## INSTRUKSI 1:
Menurut teks tentang pilkada di Aceh, pada hari dan tanggal berapa Tu Sop menyatakan diri untuk merebut kursi kepemimpinan kabupaten?
## INSTRUKSI 2:
Ringkaslah paragraf yang diawali "Tahun 2017, Aceh dan sebagian" dalam teks tentang pilkada di Aceh menjadi satu kalimat tanpa menghilangkan fakta utamanya.
## INSTRUKSI 3:
Teruskan teks tentang pilkada di Aceh mulai dari kalimat terakhirnya.

## TEKS BACAAN:
#####
Oleh
Muhajir
Tahun 2017, Aceh dan sebagian
besar kabupaten/kotanya akan menggelar pesta rakyat. Pesta demokrasi yang akan
diselenggarakan tersebut merupakan bagian dari kebijakan nasional, pilkada
serentak tahap II yang akan digelar di 7 provinsi dan 94 kabupaten/kota
se- Indonesia.
Kontestan-kontestan yang
mengikuti pilkada di Aceh pun sudah mulai bermunculan seperti jamur di musim
hujan. Mulai dari calon untuk Aceh satu hingga calon untuk memimpin tingkat
kabupaten/kota.
Tu Sop, tokoh intelektual agama
di Aceh yang bernama lengkap H Muhammad Yusuf A Wahab disebutkan akan mengambil
bagian dalam perhelatan pesta akbar tersebut. Di depan masyarakat Jeunieb
tepatnya di komplek Dayah Babussalam Al-Aziziyah Jeunieb, Senin 9 Mei 2016,
beliau menyatakan diri untuk merebut kursi kepemimpinan di kabupaten yang
terbentuk pada tahun 1999 setelah mekar dari kabupaten Aceh Utara.
#####
## BARIS YANG DISEDIAKAN:
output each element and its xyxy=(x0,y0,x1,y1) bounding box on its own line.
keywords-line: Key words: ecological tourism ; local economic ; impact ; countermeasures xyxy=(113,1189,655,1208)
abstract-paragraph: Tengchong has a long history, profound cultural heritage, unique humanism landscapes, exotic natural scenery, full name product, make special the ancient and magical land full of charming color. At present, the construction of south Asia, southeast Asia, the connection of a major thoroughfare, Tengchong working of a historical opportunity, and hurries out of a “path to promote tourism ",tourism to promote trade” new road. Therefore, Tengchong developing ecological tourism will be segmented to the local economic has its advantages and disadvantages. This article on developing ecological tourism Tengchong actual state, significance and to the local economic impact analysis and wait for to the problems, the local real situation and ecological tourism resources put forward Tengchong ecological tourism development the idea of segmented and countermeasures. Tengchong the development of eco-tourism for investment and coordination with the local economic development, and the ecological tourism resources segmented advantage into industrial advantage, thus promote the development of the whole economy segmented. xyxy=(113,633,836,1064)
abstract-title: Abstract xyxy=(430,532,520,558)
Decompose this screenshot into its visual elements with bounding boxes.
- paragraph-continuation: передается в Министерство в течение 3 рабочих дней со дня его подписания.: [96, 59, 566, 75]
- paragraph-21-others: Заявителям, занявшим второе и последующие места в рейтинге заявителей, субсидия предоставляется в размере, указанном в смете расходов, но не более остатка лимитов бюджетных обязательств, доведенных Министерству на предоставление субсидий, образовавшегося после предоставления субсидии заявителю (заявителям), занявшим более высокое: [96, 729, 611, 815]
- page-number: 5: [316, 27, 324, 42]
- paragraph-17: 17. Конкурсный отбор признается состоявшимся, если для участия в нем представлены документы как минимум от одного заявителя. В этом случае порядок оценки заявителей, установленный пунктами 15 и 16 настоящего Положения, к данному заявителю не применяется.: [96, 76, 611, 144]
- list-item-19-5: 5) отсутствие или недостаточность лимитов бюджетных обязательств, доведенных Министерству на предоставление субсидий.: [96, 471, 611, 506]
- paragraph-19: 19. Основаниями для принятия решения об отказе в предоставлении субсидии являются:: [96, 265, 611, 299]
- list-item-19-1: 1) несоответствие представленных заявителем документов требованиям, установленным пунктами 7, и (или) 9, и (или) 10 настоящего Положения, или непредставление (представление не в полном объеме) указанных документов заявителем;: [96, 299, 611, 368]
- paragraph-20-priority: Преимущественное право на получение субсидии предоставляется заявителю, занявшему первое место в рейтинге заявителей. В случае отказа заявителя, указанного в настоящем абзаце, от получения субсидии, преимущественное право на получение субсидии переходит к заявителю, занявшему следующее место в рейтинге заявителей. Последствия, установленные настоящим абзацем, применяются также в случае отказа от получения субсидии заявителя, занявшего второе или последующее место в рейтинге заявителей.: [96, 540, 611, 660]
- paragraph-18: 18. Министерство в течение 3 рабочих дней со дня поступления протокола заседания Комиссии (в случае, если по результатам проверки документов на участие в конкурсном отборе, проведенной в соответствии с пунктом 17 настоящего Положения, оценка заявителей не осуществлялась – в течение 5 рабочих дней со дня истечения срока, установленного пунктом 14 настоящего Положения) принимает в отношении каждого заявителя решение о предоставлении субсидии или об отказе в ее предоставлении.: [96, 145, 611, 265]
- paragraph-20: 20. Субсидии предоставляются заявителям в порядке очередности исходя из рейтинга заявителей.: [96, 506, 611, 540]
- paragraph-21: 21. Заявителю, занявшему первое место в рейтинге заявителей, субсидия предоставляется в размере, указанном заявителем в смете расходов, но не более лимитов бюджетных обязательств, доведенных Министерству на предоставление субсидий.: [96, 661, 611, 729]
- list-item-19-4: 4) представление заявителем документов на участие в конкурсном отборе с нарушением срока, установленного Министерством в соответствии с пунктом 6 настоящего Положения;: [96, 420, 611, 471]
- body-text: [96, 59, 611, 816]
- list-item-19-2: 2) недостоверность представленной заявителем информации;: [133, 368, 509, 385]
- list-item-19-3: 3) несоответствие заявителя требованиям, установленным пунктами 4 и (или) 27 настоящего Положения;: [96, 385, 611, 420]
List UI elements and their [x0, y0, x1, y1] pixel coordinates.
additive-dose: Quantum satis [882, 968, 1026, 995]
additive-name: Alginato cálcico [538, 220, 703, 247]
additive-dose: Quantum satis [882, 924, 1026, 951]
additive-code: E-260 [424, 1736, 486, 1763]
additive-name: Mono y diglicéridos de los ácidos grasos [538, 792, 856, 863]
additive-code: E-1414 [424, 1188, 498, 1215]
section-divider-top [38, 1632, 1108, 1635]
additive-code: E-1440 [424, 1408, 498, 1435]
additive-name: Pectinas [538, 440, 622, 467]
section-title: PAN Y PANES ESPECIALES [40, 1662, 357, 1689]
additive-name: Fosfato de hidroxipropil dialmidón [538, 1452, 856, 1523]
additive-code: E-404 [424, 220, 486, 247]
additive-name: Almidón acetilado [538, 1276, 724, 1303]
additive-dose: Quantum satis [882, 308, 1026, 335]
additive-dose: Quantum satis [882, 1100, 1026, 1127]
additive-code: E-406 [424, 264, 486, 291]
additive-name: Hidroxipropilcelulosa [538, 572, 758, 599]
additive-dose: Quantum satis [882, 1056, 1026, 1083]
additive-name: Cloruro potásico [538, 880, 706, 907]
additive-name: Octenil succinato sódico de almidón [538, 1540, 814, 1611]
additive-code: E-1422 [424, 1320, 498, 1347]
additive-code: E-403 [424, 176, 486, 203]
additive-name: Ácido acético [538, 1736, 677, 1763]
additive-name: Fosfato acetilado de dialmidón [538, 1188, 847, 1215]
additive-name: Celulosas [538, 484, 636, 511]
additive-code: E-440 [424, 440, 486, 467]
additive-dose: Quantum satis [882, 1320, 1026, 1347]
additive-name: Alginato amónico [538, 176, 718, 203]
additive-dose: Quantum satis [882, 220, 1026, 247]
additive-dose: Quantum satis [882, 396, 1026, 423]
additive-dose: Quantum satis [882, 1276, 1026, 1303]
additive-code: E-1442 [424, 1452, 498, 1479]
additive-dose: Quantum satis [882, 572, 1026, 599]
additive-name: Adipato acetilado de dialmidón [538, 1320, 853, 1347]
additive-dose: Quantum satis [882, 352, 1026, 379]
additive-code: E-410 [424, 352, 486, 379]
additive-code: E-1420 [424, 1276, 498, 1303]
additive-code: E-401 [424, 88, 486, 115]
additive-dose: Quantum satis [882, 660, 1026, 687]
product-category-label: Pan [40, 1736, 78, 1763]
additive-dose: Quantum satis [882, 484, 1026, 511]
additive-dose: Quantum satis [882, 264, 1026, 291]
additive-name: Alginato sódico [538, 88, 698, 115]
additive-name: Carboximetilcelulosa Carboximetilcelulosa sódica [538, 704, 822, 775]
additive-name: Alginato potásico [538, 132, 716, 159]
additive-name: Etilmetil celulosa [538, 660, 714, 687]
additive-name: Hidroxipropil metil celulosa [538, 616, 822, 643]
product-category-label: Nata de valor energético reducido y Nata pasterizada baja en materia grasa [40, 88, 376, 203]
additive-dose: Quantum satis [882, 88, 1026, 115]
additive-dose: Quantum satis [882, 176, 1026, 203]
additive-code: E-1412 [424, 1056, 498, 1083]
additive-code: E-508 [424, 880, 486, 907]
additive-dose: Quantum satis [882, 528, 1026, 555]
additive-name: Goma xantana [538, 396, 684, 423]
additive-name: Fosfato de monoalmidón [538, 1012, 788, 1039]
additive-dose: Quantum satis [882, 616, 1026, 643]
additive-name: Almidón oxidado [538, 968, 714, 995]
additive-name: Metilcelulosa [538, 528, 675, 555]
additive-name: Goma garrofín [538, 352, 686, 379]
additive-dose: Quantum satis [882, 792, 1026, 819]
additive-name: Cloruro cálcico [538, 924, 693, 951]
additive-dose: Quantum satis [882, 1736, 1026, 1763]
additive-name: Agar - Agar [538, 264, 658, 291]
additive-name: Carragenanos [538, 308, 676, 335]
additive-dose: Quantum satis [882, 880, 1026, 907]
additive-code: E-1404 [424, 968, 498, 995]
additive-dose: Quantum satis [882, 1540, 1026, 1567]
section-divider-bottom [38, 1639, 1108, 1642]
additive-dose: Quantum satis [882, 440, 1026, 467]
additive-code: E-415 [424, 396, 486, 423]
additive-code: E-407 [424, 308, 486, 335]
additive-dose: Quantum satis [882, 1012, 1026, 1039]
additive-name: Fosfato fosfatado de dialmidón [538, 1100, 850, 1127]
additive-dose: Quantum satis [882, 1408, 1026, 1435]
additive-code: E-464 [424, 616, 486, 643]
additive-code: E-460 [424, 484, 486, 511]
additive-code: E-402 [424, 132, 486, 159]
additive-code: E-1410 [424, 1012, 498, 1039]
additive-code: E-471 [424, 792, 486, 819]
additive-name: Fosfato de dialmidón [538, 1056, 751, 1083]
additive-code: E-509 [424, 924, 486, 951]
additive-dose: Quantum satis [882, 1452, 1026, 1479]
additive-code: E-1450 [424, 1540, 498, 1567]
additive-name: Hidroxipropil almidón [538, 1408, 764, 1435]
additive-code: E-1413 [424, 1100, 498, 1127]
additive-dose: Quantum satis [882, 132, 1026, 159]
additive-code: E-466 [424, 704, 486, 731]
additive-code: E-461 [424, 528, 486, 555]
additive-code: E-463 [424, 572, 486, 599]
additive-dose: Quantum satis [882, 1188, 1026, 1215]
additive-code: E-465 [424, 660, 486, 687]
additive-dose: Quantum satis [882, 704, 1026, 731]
#####
## JAWABAN YANG DIHARAPKAN 1:
Senin, 9 Mei 2016.

## JAWABAN YANG DIHARAPKAN 2:
Pada 2017, Aceh dan sebagian besar kabupaten/kotanya akan menggelar pilkada sebagai bagian dari kebijakan nasional pilkada serentak tahap II di 7 provinsi dan 94 kabupaten/kota se-Indonesia.

## JAWABAN YANG DIHARAPKAN 3:
Kehadiran Tu Sop di pentas
perpolitikan kabupaten Bireuen bertujuan untuk menyampaikankepada umat,
khususnya masyarakat Bireuen, bahwa dunia politik tidak bisa dipisahkan dari
agama.
Memperbaiki semua yang bisa
diperbaiki, tanpa menunggu bisa memperbaiki semua merupakan niatan awal dari
tokol intelektual agama di Aceh untuk menduduki kursi kepemimpinan.
Mengubah Warna Perpolitikan Aceh
Perpolitikan Aceh yang saat ini
cenderung dikuasai oleh eks kombatan pejuang kemerdekaan Aceh, terlihat masih
banyak kekurangan. Kepemimpinan mereka yang terkesan lebih mementingkan
kelompok sendiri membuat pembangunan tidak merata. Sehingga kesejahteraan
masyarakat pun masih jauh dari harapan.
Kondisi ini akhirnya menggugah
berbagai kalangan unjuk diri. Dari kalangan birokrat kita bisa melihat Tarmizi
A. Karim yang menyatakan diri siap merebut kursi Aceh satu. Untuk kalangan
akademisi kita melihat ada Prof Adjunct Marniati, S.E., M.Kes, Rektor
Universitas Ubudiyah Indonesia (UUI) Banda Aceh yang ingin merebut kursi Banda
Aceh Satu. Kalangan intelektual agama juga tak ketinggalan seperti Tu Sop yang
siap bersaing merebut BL 1 Z.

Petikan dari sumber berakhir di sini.